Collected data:
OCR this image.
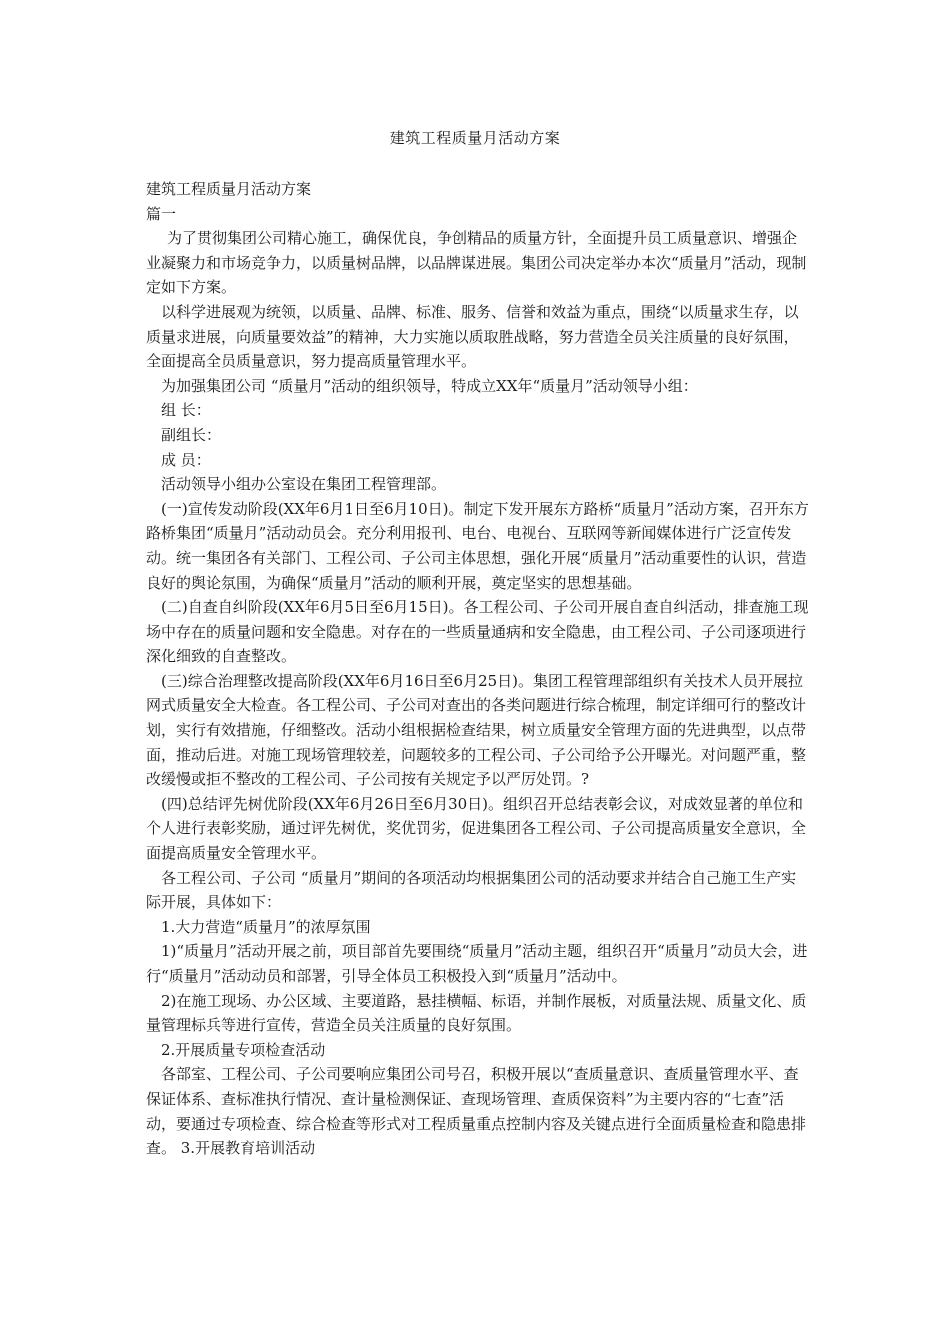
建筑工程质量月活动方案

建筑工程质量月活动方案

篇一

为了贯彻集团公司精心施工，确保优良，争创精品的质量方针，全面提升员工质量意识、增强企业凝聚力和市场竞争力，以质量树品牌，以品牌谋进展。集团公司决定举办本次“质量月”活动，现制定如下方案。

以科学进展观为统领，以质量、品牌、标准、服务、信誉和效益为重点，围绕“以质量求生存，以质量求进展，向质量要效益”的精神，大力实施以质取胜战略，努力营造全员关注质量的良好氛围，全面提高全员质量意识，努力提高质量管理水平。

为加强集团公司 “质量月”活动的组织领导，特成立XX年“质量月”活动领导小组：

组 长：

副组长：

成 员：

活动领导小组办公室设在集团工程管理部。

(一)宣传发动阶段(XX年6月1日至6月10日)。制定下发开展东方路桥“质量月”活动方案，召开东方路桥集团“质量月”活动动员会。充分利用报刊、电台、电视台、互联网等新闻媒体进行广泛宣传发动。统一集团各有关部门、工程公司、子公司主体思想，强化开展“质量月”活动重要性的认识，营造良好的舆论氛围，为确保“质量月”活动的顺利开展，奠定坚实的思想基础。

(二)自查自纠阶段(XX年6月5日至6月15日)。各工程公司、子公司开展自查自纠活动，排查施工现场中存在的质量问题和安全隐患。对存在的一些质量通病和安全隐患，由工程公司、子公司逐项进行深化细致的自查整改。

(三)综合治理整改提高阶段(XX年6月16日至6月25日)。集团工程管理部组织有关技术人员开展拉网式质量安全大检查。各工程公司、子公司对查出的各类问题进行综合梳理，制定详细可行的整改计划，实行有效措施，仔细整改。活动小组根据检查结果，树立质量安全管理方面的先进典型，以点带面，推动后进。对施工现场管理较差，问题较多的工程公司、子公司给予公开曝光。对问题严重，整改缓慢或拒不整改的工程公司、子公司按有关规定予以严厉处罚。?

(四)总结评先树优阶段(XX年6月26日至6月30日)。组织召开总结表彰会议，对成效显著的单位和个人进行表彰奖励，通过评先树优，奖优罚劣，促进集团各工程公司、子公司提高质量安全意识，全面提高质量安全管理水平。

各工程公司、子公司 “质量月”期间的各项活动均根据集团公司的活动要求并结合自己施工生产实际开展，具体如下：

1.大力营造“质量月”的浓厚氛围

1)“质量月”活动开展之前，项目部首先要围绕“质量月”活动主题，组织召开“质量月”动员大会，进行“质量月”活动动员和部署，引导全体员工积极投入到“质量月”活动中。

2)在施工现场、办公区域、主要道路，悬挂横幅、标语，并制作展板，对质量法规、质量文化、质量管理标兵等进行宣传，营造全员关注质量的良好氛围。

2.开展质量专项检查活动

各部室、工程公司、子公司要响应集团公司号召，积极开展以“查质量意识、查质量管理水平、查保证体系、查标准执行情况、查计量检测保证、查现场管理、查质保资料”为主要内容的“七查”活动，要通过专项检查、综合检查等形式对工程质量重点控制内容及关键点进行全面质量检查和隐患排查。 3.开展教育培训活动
==
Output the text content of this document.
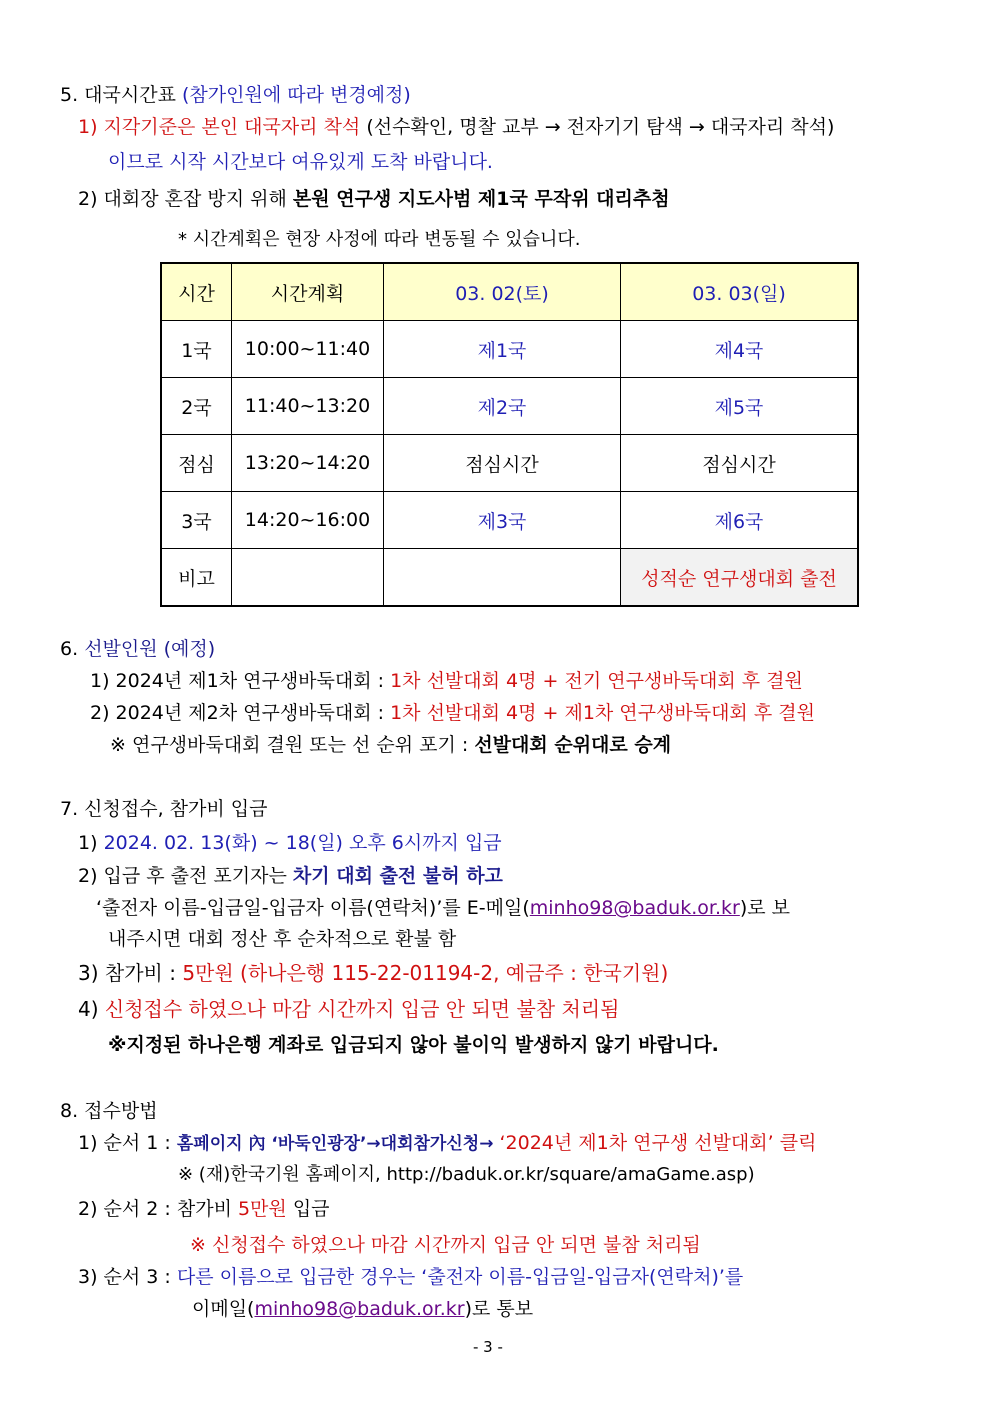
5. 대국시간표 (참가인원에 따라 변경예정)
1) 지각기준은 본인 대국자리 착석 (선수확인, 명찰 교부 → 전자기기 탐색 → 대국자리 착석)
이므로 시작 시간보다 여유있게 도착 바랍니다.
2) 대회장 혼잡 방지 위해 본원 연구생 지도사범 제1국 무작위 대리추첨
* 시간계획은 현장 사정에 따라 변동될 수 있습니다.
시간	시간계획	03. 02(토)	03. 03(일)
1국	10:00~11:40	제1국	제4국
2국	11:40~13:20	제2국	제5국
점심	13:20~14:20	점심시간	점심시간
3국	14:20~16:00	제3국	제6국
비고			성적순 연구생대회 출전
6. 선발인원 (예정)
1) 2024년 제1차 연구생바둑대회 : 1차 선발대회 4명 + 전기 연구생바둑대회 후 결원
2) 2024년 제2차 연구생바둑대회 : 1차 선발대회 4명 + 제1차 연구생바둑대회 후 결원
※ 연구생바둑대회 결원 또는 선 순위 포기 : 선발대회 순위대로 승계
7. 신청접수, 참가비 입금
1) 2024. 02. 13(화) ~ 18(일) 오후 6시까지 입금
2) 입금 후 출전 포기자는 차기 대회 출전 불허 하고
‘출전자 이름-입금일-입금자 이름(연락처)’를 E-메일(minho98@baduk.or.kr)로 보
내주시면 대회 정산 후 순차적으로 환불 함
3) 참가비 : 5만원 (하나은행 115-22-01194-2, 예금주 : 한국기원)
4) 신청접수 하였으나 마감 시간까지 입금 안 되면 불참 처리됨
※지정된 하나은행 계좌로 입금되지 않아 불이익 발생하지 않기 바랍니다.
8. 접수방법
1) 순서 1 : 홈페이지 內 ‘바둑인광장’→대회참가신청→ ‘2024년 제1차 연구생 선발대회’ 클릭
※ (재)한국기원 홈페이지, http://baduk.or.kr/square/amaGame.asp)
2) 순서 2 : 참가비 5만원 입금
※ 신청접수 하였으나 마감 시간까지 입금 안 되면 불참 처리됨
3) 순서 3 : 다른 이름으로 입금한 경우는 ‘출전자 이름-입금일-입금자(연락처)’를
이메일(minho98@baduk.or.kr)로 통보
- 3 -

Aim: Look through the entries above; copy every line holding the string "하나은행".

Correct response:
3) 참가비 : 5만원 (하나은행 115-22-01194-2, 예금주 : 한국기원)
※지정된 하나은행 계좌로 입금되지 않아 불이익 발생하지 않기 바랍니다.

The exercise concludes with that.